Update the data from the line containing "list-item-label: Internet dependency" through the line containing "table-cell-both: Technical issues", replacing "column-divider" with "column-separator" and keeping everything else unchanged. Return only those lines.

"""

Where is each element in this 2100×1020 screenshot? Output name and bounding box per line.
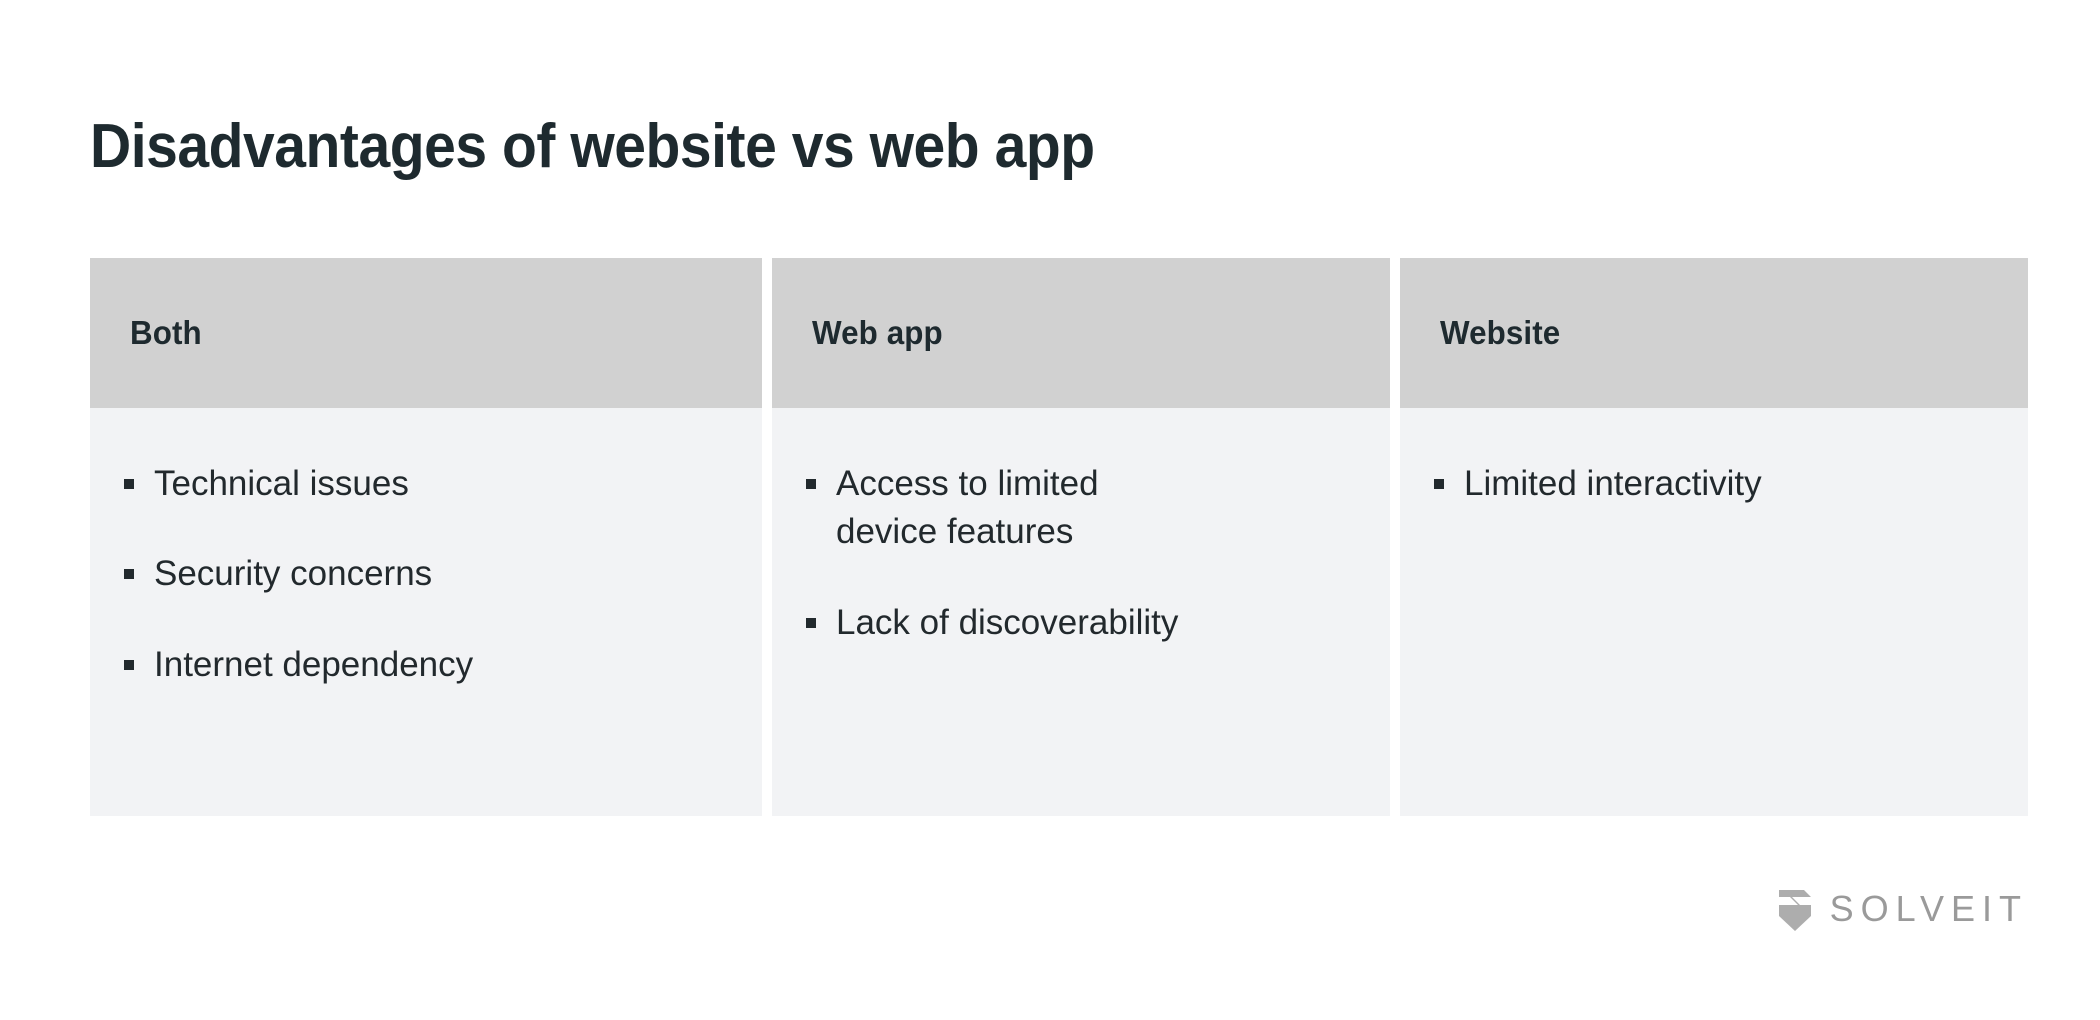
list-item-label: Internet dependency <box>154 641 728 689</box>
square-bullet-icon <box>806 479 816 489</box>
column-divider <box>762 258 772 408</box>
bullet-list-web-app: Access to limited device features Lack o… <box>806 460 1356 647</box>
table-header-cell-website: Website <box>1400 258 2028 408</box>
column-header-label: Web app <box>812 314 943 352</box>
list-item: Limited interactivity <box>1434 460 1994 508</box>
solveit-diamond-icon <box>1774 886 1816 932</box>
table-cell-both: Technical issues Security concerns Inter… <box>90 408 762 816</box>
list-item: Lack of discoverability <box>806 599 1356 647</box>
table-cell-website: Limited interactivity <box>1400 408 2028 816</box>
list-item: Technical issues <box>124 460 728 508</box>
table-header-cell-both: Both <box>90 258 762 408</box>
column-header-label: Both <box>130 314 202 352</box>
list-item-label: Security concerns <box>154 550 728 598</box>
column-divider <box>762 408 772 816</box>
brand-logo: SOLVEIT <box>1774 886 2028 932</box>
list-item-label: Access to limited device features <box>836 460 1166 557</box>
list-item-label: Lack of discoverability <box>836 599 1356 647</box>
square-bullet-icon <box>124 569 134 579</box>
list-item: Security concerns <box>124 550 728 598</box>
comparison-table: Both Web app Website Technical issues <box>90 258 2028 816</box>
column-divider <box>1390 258 1400 408</box>
list-item: Access to limited device features <box>806 460 1356 557</box>
column-header-label: Website <box>1440 314 1560 352</box>
column-divider <box>1390 408 1400 816</box>
table-header-row: Both Web app Website <box>90 258 2028 408</box>
page-title: Disadvantages of website vs web app <box>90 114 1838 180</box>
table-cell-web-app: Access to limited device features Lack o… <box>772 408 1390 816</box>
list-item: Internet dependency <box>124 641 728 689</box>
list-item-label: Limited interactivity <box>1464 460 1994 508</box>
bullet-list-website: Limited interactivity <box>1434 460 1994 508</box>
brand-name-label: SOLVEIT <box>1830 888 2028 930</box>
square-bullet-icon <box>124 479 134 489</box>
table-header-cell-web-app: Web app <box>772 258 1390 408</box>
bullet-list-both: Technical issues Security concerns Inter… <box>124 460 728 689</box>
list-item-label: Technical issues <box>154 460 728 508</box>
square-bullet-icon <box>124 660 134 670</box>
table-body-row: Technical issues Security concerns Inter… <box>90 408 2028 816</box>
square-bullet-icon <box>806 618 816 628</box>
square-bullet-icon <box>1434 479 1444 489</box>
slide-canvas: Disadvantages of website vs web app Both… <box>0 0 2100 1020</box>
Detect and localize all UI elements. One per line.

"""

__ANSWER FOR THE TASK__.
list-item-label: Internet dependency <box>154 641 728 689</box>
square-bullet-icon <box>806 479 816 489</box>
column-separator <box>762 258 772 408</box>
bullet-list-web-app: Access to limited device features Lack o… <box>806 460 1356 647</box>
table-header-cell-website: Website <box>1400 258 2028 408</box>
column-header-label: Web app <box>812 314 943 352</box>
list-item: Limited interactivity <box>1434 460 1994 508</box>
solveit-diamond-icon <box>1774 886 1816 932</box>
table-cell-both: Technical issues Security concerns Inter… <box>90 408 762 816</box>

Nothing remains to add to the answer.